- _Requirement_:
Provide the number of lines containing the word "name", and nothing else.

- _Input_:
□ □ □ □ □ □ □

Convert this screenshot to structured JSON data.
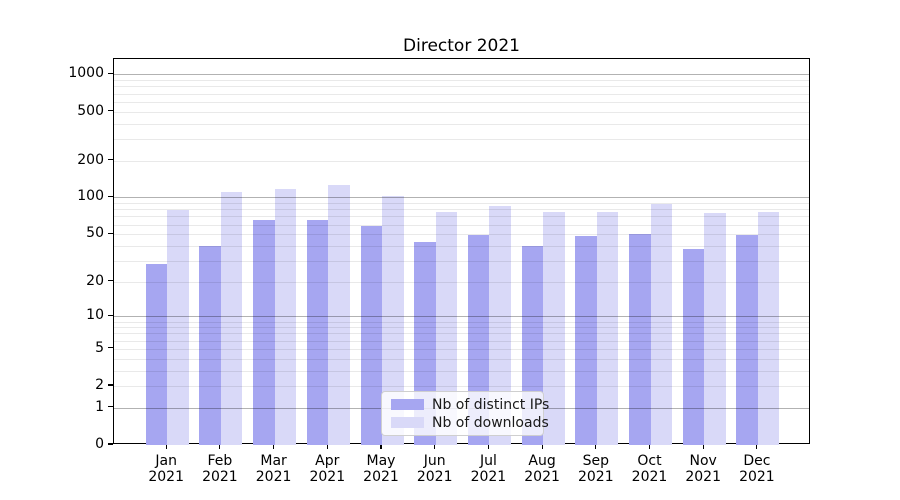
{
  "title": "Director 2021",
  "chart_data": {
    "type": "bar",
    "title": "Director 2021",
    "categories": [
      "Jan 2021",
      "Feb 2021",
      "Mar 2021",
      "Apr 2021",
      "May 2021",
      "Jun 2021",
      "Jul 2021",
      "Aug 2021",
      "Sep 2021",
      "Oct 2021",
      "Nov 2021",
      "Dec 2021"
    ],
    "series": [
      {
        "name": "Nb of distinct IPs",
        "color": "#a6a6f1",
        "values": [
          28,
          40,
          65,
          65,
          58,
          43,
          49,
          40,
          48,
          50,
          38,
          49
        ]
      },
      {
        "name": "Nb of downloads",
        "color": "#d9d9f8",
        "values": [
          79,
          110,
          118,
          127,
          102,
          76,
          85,
          76,
          76,
          88,
          74,
          76
        ]
      }
    ],
    "xlabel": "",
    "ylabel": "",
    "yscale": "log1p",
    "y_tick_values": [
      1000,
      500,
      200,
      100,
      50,
      20,
      10,
      5,
      2,
      1,
      0
    ],
    "y_minor_gridlines": [
      2,
      3,
      4,
      5,
      6,
      7,
      8,
      9,
      20,
      30,
      40,
      50,
      60,
      70,
      80,
      90,
      200,
      300,
      400,
      500,
      600,
      700,
      800,
      900
    ],
    "y_major_gridlines": [
      1,
      10,
      100,
      1000
    ],
    "ylim": [
      0,
      1300
    ],
    "grid": true,
    "legend_position": "lower center",
    "colors": {
      "bar_distinct_ips": "#a6a6f1",
      "bar_downloads": "#d9d9f8",
      "grid_major": "#b3b3b3",
      "grid_minor": "#e8e8e8",
      "axis": "#000000",
      "background": "#ffffff"
    }
  }
}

□ □ □ □ □ □ □

- _Solution below_:
2